Filter the data for lines with the word "Jahre", then copy every line so identified.

# # # # # # #

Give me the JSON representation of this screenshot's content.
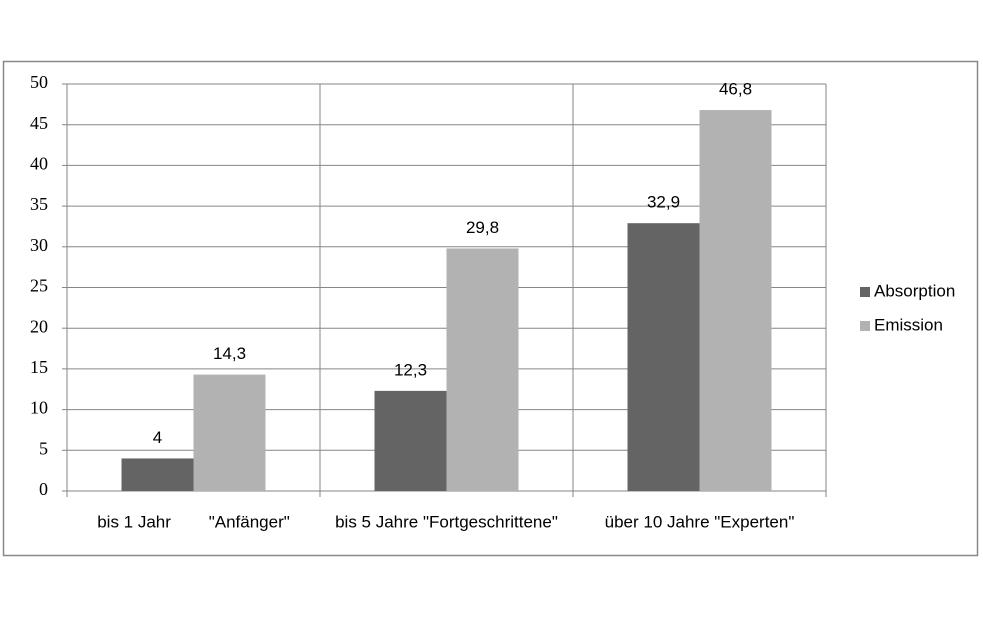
{
  "chart_data": {
    "type": "bar",
    "categories": [
      "bis 1 Jahr        \"Anfänger\"",
      "bis 5 Jahre \"Fortgeschrittene\"",
      "über 10 Jahre \"Experten\""
    ],
    "series": [
      {
        "name": "Absorption",
        "color": "#646464",
        "values": [
          4,
          12.3,
          32.9
        ],
        "value_labels": [
          "4",
          "12,3",
          "32,9"
        ]
      },
      {
        "name": "Emission",
        "color": "#b2b2b2",
        "values": [
          14.3,
          29.8,
          46.8
        ],
        "value_labels": [
          "14,3",
          "29,8",
          "46,8"
        ]
      }
    ],
    "ylim": [
      0,
      50
    ],
    "yticks": [
      0,
      5,
      10,
      15,
      20,
      25,
      30,
      35,
      40,
      45,
      50
    ],
    "grid": true,
    "legend": "right"
  }
}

# # # # # # #

> **TASK RESPONSE**:
      "bis 5 Jahre \"Fortgeschrittene\"",
      "über 10 Jahre \"Experten\""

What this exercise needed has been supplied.